-- start of Data shown --

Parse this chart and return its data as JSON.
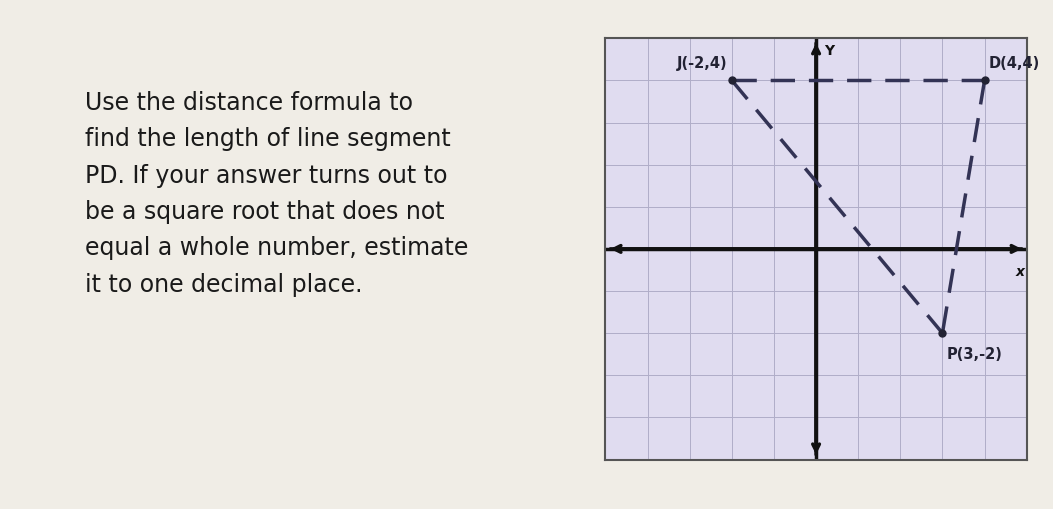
{
  "title_text": "Use the distance formula to\nfind the length of line segment\nPD. If your answer turns out to\nbe a square root that does not\nequal a whole number, estimate\nit to one decimal place.",
  "title_fontsize": 17,
  "title_color": "#1a1a1a",
  "card_color": "#f0ede6",
  "left_stripe_color": "#4a90c8",
  "grid_bg_color": "#e0dcf0",
  "grid_border_color": "#555555",
  "points": {
    "J": [
      -2,
      4
    ],
    "D": [
      4,
      4
    ],
    "P": [
      3,
      -2
    ]
  },
  "point_labels": {
    "J": "J(-2,4)",
    "D": "D(4,4)",
    "P": "P(3,-2)"
  },
  "dashed_lines": [
    [
      [
        -2,
        4
      ],
      [
        4,
        4
      ]
    ],
    [
      [
        4,
        4
      ],
      [
        3,
        -2
      ]
    ],
    [
      [
        -2,
        4
      ],
      [
        3,
        -2
      ]
    ]
  ],
  "axis_color": "#111111",
  "dash_color": "#333355",
  "point_color": "#222233",
  "xlim": [
    -5,
    5
  ],
  "ylim": [
    -5,
    5
  ],
  "label_fontsize": 10.5,
  "axis_label_fontsize": 10
}
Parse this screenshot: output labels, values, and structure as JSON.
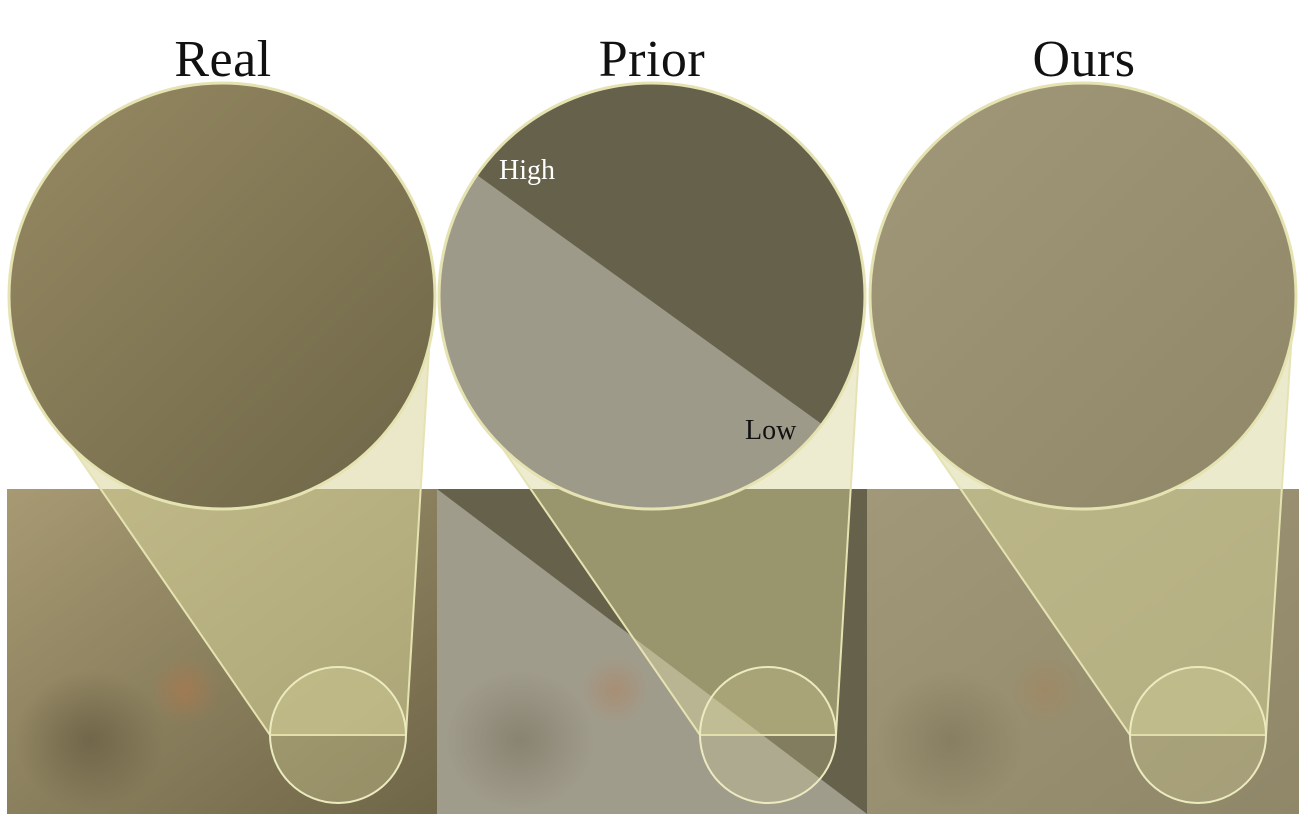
{
  "titles": {
    "real": "Real",
    "prior": "Prior",
    "ours": "Ours"
  },
  "prior_labels": {
    "high": "High",
    "low": "Low"
  },
  "colors": {
    "background": "#ffffff",
    "panel_real": "#8a7f5c",
    "panel_prior_dark": "#66614a",
    "panel_prior_light": "#9e9a8b",
    "panel_ours": "#938b6e",
    "magnifier_fill": "#d8d59a",
    "magnifier_stroke": "#e6e3b2"
  }
}
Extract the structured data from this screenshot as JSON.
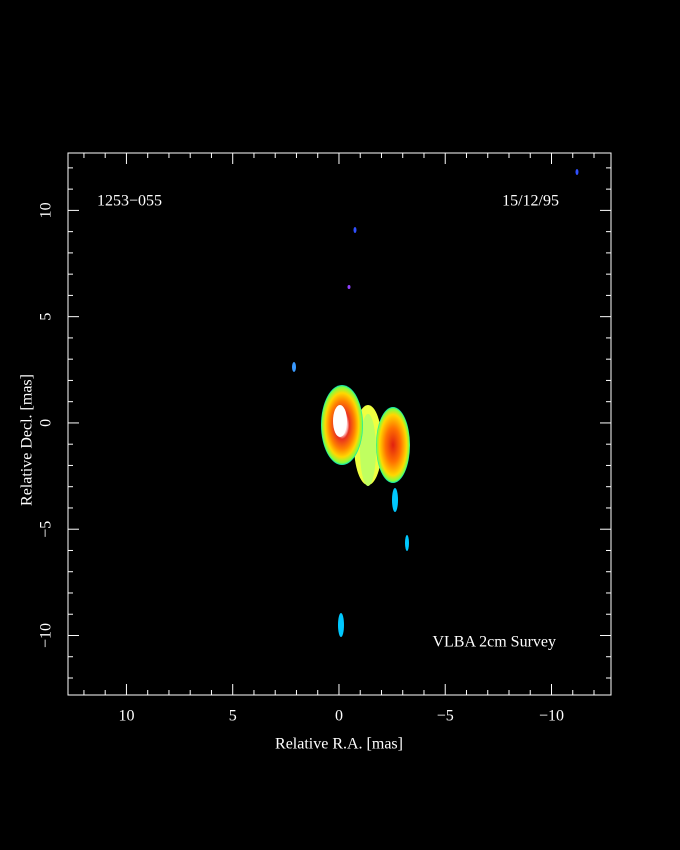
{
  "chart_data": {
    "type": "image",
    "source": "1253−055",
    "date": "15/12/95",
    "annotation": "VLBA 2cm Survey",
    "xlabel": "Relative R.A. [mas]",
    "ylabel": "Relative Decl. [mas]",
    "xlim": [
      12.75,
      -12.8
    ],
    "ylim": [
      -12.8,
      12.7
    ],
    "xticks": [
      10,
      5,
      0,
      {
        "value": -5,
        "label": "−5"
      },
      {
        "value": -10,
        "label": "−10"
      }
    ],
    "yticks": [
      {
        "value": -10,
        "label": "−10"
      },
      {
        "value": -5,
        "label": "−5"
      },
      0,
      5,
      10
    ],
    "xticks_minor": [
      12,
      11,
      9,
      8,
      7,
      6,
      4,
      3,
      2,
      1,
      -1,
      -2,
      -3,
      -4,
      -6,
      -7,
      -8,
      -9,
      -11,
      -12
    ],
    "yticks_minor": [
      -12,
      -11,
      -9,
      -8,
      -7,
      -6,
      -4,
      -3,
      -2,
      -1,
      1,
      2,
      3,
      4,
      6,
      7,
      8,
      9,
      11,
      12
    ]
  }
}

-- end of Data shown --

### What is needed
Leave out the pictures and print every line of the data exactly.

### Written reply
Parse this chart and return its data as JSON.
{
  "title_text": "Use the distance formula to\nfind the length of line segment\nPD. If your answer turns out to\nbe a square root that does not\nequal a whole number, estimate\nit to one decimal place.",
  "title_fontsize": 17,
  "title_color": "#1a1a1a",
  "card_color": "#f0ede6",
  "left_stripe_color": "#4a90c8",
  "grid_bg_color": "#e0dcf0",
  "grid_border_color": "#555555",
  "points": {
    "J": [
      -2,
      4
    ],
    "D": [
      4,
      4
    ],
    "P": [
      3,
      -2
    ]
  },
  "point_labels": {
    "J": "J(-2,4)",
    "D": "D(4,4)",
    "P": "P(3,-2)"
  },
  "dashed_lines": [
    [
      [
        -2,
        4
      ],
      [
        4,
        4
      ]
    ],
    [
      [
        4,
        4
      ],
      [
        3,
        -2
      ]
    ],
    [
      [
        -2,
        4
      ],
      [
        3,
        -2
      ]
    ]
  ],
  "axis_color": "#111111",
  "dash_color": "#333355",
  "point_color": "#222233",
  "xlim": [
    -5,
    5
  ],
  "ylim": [
    -5,
    5
  ],
  "label_fontsize": 10.5,
  "axis_label_fontsize": 10
}
Parse this screenshot: output labels, values, and structure as JSON.
{
  "titles": {
    "real": "Real",
    "prior": "Prior",
    "ours": "Ours"
  },
  "prior_labels": {
    "high": "High",
    "low": "Low"
  },
  "colors": {
    "background": "#ffffff",
    "panel_real": "#8a7f5c",
    "panel_prior_dark": "#66614a",
    "panel_prior_light": "#9e9a8b",
    "panel_ours": "#938b6e",
    "magnifier_fill": "#d8d59a",
    "magnifier_stroke": "#e6e3b2"
  }
}
Extract the structured data from this screenshot as JSON.
{
  "chart_data": {
    "type": "image",
    "source": "1253−055",
    "date": "15/12/95",
    "annotation": "VLBA 2cm Survey",
    "xlabel": "Relative R.A. [mas]",
    "ylabel": "Relative Decl. [mas]",
    "xlim": [
      12.75,
      -12.8
    ],
    "ylim": [
      -12.8,
      12.7
    ],
    "xticks": [
      10,
      5,
      0,
      {
        "value": -5,
        "label": "−5"
      },
      {
        "value": -10,
        "label": "−10"
      }
    ],
    "yticks": [
      {
        "value": -10,
        "label": "−10"
      },
      {
        "value": -5,
        "label": "−5"
      },
      0,
      5,
      10
    ],
    "xticks_minor": [
      12,
      11,
      9,
      8,
      7,
      6,
      4,
      3,
      2,
      1,
      -1,
      -2,
      -3,
      -4,
      -6,
      -7,
      -8,
      -9,
      -11,
      -12
    ],
    "yticks_minor": [
      -12,
      -11,
      -9,
      -8,
      -7,
      -6,
      -4,
      -3,
      -2,
      -1,
      1,
      2,
      3,
      4,
      6,
      7,
      8,
      9,
      11,
      12
    ]
  }
}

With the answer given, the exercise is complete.